▸ Task statement
Locate and copy each line in the data that contains the word "label".

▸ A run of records
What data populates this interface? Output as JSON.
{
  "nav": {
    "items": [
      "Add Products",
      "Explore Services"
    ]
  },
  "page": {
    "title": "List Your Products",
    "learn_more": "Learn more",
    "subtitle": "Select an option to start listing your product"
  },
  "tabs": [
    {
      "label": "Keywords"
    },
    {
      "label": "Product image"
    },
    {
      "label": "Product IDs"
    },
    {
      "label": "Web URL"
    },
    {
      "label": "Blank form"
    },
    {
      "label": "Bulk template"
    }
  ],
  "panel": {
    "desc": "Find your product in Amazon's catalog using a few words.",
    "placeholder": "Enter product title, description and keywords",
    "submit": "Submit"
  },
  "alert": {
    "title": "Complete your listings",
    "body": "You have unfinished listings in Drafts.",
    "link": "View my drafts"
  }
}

▸ Result for this exercise
      "label": "Keywords"
      "label": "Product image"
      "label": "Product IDs"
      "label": "Web URL"
      "label": "Blank form"
      "label": "Bulk template"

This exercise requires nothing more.